-- RECORDS PROVIDED start --

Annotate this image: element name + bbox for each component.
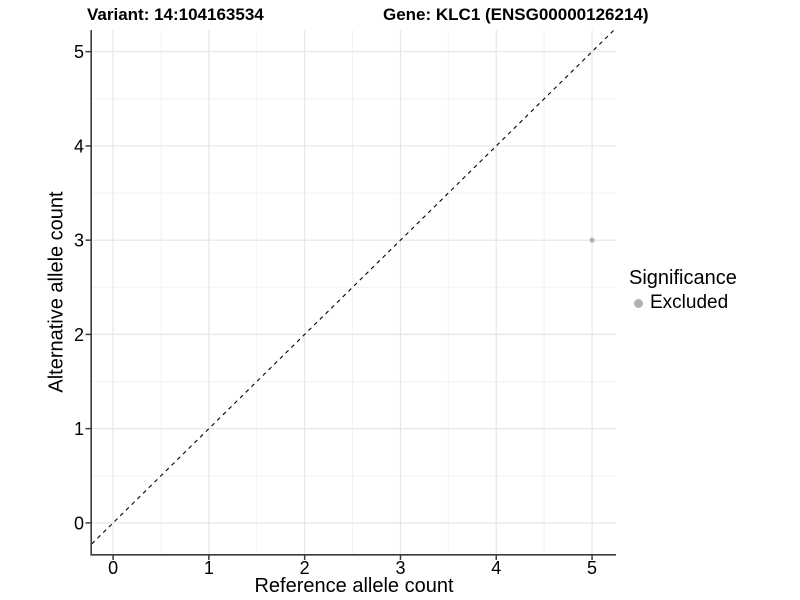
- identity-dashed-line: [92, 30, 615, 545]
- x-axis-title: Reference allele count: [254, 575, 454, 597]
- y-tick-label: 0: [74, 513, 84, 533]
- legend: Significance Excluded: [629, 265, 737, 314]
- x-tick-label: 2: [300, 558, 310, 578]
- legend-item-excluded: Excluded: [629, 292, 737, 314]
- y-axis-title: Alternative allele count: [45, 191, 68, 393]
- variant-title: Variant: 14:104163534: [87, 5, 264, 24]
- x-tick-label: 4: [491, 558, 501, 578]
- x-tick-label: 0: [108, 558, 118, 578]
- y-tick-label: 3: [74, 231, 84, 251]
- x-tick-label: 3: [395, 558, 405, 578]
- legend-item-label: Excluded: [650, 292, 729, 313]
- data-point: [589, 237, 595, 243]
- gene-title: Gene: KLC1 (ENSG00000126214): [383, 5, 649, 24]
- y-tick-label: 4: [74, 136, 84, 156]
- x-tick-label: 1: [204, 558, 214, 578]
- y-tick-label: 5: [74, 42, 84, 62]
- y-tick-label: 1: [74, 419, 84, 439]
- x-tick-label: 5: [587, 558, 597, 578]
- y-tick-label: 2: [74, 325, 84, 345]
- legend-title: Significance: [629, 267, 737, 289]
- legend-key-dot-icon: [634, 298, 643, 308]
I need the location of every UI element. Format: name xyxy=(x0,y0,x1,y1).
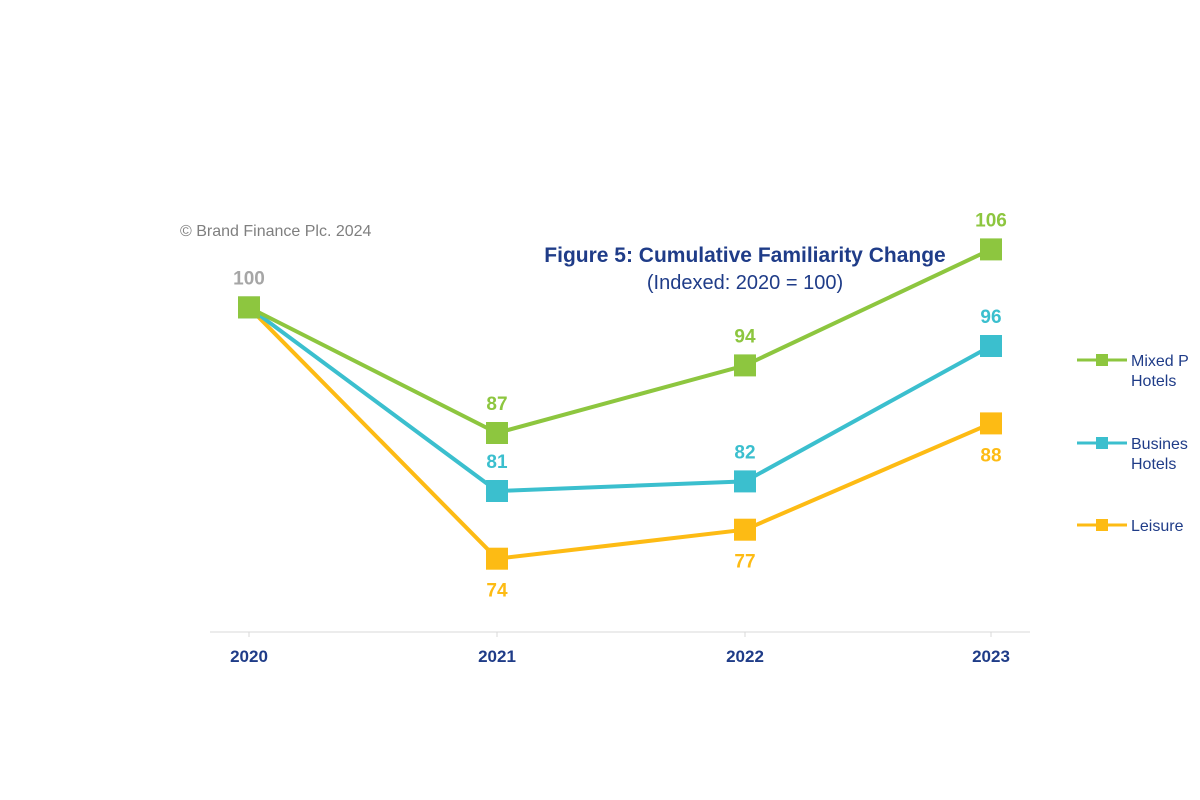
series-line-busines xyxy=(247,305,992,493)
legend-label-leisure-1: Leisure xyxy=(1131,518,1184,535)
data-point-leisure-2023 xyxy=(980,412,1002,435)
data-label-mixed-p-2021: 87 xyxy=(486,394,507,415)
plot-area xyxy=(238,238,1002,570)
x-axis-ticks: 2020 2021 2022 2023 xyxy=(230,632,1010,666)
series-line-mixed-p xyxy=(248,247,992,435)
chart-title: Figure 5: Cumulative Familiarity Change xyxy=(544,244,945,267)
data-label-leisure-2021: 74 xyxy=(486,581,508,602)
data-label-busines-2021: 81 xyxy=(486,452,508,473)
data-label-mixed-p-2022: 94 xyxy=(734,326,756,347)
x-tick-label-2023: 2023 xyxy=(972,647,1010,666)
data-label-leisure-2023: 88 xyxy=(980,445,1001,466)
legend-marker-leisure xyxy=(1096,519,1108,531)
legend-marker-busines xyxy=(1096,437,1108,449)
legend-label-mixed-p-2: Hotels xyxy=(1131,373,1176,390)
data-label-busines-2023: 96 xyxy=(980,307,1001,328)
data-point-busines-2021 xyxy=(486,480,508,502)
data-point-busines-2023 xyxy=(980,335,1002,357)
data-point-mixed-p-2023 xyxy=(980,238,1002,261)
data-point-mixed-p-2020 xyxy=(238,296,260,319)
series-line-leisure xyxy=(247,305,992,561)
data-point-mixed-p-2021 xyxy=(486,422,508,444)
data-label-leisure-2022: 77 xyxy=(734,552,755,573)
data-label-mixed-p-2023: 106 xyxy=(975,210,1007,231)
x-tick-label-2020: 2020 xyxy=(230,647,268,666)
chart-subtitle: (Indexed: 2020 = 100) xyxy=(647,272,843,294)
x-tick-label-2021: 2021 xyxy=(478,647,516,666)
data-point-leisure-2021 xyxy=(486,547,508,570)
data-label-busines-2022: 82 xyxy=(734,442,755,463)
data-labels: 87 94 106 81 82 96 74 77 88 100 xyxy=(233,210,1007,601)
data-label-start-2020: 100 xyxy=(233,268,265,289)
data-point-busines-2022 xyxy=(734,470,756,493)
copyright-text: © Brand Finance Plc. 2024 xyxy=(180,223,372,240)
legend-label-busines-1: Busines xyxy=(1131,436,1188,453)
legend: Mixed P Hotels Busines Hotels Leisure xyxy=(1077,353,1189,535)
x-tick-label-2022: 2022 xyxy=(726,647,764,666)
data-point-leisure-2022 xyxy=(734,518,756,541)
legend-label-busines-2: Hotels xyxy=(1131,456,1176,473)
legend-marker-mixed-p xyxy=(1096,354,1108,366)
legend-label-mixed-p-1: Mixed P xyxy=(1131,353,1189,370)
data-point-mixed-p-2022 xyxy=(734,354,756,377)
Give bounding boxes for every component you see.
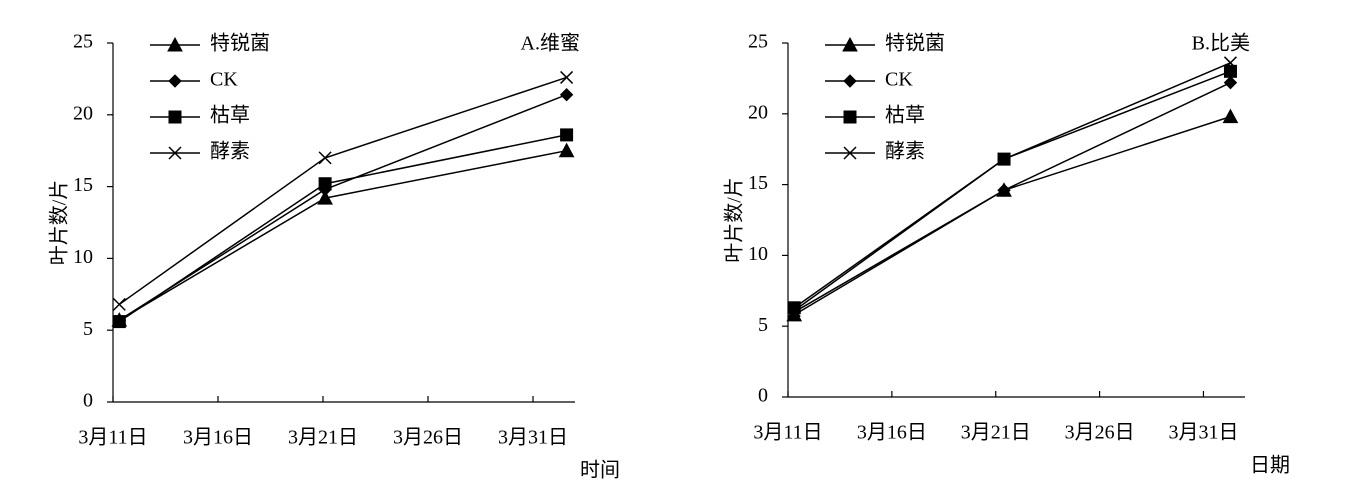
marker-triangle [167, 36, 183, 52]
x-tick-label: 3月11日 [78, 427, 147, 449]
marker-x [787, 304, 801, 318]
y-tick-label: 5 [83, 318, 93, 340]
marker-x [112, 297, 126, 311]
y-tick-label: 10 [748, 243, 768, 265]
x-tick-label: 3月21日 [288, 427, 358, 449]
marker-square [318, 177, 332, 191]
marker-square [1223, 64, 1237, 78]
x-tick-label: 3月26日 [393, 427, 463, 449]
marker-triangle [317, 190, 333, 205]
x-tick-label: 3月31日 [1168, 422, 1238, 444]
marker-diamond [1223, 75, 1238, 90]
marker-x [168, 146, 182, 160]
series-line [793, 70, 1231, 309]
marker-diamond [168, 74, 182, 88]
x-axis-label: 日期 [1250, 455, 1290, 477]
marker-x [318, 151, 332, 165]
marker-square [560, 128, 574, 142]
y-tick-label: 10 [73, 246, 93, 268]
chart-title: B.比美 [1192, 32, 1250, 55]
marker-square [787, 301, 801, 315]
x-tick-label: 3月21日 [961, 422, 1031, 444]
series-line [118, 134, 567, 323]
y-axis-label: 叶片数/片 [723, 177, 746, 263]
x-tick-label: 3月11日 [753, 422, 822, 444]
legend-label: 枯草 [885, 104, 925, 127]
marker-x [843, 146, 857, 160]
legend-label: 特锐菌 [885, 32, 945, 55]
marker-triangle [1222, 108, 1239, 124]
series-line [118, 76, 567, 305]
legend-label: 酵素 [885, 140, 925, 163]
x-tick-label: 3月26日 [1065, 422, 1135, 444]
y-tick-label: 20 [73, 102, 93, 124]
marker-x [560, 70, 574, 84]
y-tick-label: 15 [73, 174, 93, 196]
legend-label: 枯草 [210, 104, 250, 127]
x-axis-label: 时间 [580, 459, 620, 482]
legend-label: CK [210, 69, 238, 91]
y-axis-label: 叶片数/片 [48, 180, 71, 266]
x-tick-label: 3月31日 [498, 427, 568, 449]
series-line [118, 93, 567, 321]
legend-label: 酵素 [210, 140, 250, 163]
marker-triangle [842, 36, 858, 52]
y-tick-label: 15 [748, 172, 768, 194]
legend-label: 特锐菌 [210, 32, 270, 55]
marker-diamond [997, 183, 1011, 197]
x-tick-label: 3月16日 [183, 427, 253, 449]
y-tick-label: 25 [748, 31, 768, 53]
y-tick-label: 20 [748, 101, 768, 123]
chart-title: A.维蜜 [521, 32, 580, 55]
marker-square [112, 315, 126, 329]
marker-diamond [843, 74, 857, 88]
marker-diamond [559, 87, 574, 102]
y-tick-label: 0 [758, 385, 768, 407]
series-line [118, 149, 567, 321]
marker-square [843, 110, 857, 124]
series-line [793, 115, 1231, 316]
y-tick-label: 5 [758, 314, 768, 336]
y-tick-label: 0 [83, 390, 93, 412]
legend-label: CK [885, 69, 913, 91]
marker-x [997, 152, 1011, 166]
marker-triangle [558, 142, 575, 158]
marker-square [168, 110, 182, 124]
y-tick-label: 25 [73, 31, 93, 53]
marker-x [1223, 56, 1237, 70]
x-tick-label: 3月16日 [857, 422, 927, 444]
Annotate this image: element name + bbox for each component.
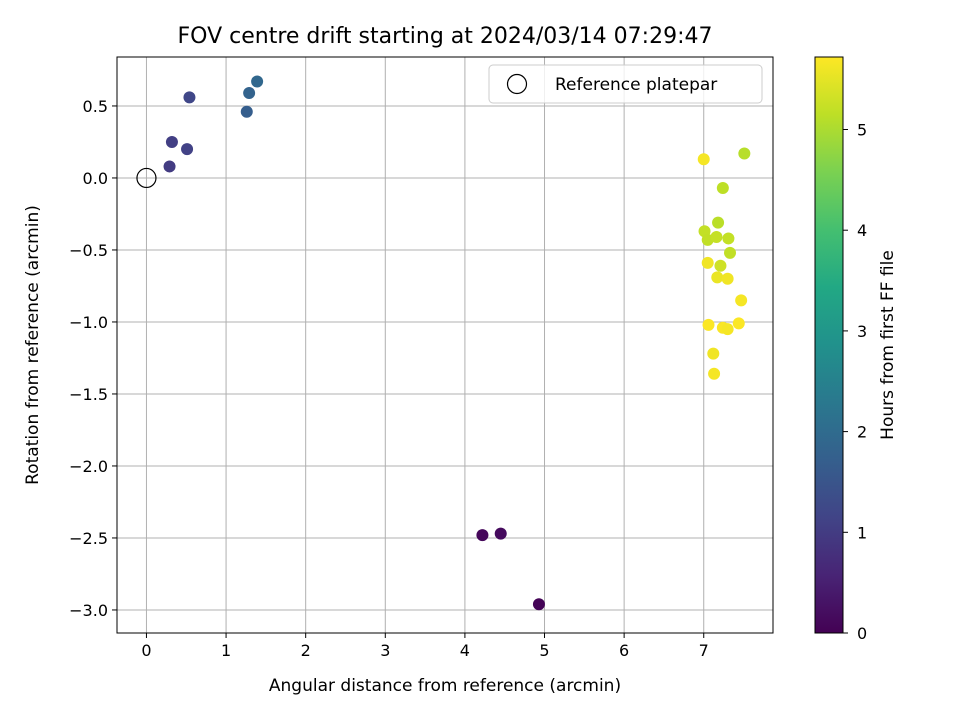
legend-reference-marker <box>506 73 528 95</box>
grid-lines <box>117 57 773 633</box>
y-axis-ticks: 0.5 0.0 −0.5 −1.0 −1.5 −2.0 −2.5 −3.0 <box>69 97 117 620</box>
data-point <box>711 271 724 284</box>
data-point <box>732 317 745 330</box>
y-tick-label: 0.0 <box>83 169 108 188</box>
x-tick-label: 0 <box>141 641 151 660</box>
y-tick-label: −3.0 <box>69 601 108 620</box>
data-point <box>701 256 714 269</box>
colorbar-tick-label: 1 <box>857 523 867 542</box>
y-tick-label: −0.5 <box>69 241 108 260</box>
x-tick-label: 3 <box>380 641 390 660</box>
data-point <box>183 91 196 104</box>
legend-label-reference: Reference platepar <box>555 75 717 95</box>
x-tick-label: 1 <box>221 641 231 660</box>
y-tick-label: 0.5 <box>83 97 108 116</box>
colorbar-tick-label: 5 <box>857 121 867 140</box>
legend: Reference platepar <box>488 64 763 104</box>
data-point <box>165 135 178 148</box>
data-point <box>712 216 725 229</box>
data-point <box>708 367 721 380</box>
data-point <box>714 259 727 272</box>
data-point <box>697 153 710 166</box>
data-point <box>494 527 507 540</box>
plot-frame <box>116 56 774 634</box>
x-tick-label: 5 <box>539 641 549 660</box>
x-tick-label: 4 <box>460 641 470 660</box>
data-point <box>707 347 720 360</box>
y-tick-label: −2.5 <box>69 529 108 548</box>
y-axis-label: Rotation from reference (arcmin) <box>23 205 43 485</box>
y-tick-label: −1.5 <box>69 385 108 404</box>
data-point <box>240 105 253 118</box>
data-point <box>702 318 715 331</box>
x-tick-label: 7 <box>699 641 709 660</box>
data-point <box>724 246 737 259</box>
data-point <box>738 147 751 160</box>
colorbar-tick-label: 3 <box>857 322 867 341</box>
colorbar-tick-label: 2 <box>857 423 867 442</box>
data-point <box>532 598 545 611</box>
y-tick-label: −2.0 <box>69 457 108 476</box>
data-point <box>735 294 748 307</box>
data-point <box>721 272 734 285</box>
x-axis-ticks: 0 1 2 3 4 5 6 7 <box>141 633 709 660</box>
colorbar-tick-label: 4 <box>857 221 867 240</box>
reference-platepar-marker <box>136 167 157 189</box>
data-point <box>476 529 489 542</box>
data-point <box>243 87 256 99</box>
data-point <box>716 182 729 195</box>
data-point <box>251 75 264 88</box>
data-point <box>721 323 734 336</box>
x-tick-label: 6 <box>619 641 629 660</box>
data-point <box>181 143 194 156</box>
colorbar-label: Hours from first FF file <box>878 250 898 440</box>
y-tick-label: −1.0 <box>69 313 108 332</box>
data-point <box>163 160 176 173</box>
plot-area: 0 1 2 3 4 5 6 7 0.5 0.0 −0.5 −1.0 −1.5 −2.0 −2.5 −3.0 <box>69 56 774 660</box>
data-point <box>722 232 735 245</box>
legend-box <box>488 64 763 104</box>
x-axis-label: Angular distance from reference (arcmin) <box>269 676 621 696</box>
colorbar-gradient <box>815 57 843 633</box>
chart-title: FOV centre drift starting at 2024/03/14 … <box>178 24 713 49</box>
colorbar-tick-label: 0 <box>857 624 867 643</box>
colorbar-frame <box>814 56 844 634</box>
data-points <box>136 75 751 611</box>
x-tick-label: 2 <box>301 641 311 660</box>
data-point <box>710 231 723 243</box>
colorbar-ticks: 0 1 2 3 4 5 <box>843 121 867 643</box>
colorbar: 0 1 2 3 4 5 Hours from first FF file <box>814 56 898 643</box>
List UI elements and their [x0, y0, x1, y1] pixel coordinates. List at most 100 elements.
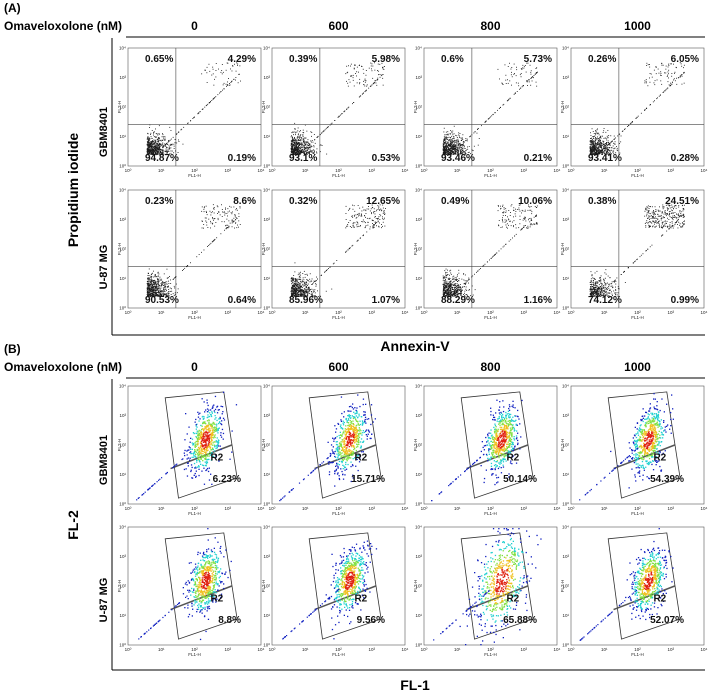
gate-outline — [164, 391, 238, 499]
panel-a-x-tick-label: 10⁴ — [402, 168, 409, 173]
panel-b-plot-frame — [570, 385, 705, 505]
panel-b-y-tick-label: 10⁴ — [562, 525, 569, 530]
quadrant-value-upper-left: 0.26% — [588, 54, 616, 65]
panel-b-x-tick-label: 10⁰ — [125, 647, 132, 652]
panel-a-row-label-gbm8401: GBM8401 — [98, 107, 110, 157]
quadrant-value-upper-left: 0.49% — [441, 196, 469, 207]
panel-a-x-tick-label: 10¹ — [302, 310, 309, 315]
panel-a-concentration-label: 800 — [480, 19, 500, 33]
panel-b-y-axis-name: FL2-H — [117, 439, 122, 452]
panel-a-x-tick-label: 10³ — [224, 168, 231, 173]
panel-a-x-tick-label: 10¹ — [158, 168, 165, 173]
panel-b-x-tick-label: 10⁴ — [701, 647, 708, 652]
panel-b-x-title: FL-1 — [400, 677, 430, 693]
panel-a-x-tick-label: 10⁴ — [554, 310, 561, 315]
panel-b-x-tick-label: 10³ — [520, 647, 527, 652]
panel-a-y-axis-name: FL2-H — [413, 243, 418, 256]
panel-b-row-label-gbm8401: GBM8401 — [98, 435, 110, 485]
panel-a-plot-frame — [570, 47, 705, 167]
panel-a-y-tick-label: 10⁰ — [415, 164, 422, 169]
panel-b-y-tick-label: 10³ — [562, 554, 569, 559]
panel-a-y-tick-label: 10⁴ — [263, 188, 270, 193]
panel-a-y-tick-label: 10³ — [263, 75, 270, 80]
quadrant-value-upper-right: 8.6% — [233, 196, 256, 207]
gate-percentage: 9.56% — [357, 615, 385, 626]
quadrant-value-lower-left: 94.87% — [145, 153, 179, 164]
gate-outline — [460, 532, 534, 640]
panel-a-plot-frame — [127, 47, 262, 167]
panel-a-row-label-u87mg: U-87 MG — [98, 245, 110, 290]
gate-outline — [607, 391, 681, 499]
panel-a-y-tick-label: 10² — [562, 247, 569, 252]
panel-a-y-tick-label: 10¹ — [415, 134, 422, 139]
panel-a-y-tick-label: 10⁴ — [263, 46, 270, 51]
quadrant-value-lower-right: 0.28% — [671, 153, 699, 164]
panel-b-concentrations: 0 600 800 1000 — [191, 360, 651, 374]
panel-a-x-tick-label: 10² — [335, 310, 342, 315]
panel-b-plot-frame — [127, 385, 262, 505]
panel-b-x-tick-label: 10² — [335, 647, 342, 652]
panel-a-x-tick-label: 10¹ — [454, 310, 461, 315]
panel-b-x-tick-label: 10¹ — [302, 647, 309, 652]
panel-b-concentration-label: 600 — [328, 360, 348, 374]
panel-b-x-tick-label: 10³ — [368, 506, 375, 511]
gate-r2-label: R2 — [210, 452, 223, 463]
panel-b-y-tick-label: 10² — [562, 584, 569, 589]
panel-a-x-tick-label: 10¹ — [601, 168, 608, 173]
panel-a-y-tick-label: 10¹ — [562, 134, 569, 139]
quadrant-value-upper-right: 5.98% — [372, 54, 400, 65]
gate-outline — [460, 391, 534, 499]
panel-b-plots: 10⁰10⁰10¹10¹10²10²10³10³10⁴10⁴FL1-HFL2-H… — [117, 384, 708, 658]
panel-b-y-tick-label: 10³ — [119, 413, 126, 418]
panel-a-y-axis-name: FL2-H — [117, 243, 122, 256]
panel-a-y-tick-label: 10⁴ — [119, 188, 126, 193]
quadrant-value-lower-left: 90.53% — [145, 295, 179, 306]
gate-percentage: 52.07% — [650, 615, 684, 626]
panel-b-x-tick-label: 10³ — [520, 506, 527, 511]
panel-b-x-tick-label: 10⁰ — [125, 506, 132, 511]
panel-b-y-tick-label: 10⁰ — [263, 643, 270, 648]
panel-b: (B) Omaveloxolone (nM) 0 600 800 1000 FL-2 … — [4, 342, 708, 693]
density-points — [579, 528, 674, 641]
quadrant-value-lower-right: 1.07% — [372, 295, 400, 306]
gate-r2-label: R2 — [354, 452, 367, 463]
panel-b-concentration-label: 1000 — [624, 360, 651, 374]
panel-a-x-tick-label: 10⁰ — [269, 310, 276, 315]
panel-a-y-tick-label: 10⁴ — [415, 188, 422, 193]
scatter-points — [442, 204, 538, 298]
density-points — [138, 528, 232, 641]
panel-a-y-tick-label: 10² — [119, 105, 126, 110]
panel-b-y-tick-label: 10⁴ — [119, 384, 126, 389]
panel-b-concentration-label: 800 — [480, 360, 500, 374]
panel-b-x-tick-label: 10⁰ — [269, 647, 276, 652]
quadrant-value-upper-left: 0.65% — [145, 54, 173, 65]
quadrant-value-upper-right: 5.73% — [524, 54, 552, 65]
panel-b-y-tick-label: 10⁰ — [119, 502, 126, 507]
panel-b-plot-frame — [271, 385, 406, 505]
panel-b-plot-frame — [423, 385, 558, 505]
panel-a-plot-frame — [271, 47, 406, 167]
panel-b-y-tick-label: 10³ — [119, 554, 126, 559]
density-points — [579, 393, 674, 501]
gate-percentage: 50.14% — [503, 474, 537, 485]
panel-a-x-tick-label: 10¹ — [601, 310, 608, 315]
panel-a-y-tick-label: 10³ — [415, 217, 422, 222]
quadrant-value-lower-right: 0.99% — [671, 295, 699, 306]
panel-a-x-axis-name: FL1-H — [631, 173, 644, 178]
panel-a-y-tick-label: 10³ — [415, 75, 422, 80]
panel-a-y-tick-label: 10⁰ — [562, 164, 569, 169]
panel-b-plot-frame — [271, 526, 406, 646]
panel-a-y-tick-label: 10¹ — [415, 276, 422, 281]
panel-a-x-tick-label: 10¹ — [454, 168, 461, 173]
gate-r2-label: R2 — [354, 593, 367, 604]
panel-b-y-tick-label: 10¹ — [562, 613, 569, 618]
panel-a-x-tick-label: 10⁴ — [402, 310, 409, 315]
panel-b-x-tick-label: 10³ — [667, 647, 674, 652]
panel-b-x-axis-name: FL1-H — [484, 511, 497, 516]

-- RECORDS PROVIDED end --

THE EXERCISE - Can you lay out the lines above, from the line containing "gate-outline — [164, 391, 238, 499]" through the line containing "panel-a-x-tick-label: 10¹ — [302, 310, 309, 315]", as a Markdown table with columns Row and Line, one row per line and blank lines omitted?

WRITTEN ANSWER -
| Row | Line |
|---|---|
| 1 | gate-outline — [164, 391, 238, 499] |
| 2 | panel-a-x-tick-label: 10⁴ — [402, 168, 409, 173] |
| 3 | panel-b-plot-frame — [570, 385, 705, 505] |
| 4 | panel-b-y-tick-label: 10⁴ — [562, 525, 569, 530] |
| 5 | quadrant-value-upper-left: 0.26% — [588, 54, 616, 65] |
| 6 | panel-b-x-tick-label: 10⁰ — [125, 647, 132, 652] |
| 7 | panel-a-row-label-gbm8401: GBM8401 — [98, 107, 110, 157] |
| 8 | quadrant-value-upper-left: 0.49% — [441, 196, 469, 207] |
| 9 | panel-a-x-tick-label: 10¹ — [302, 310, 309, 315] |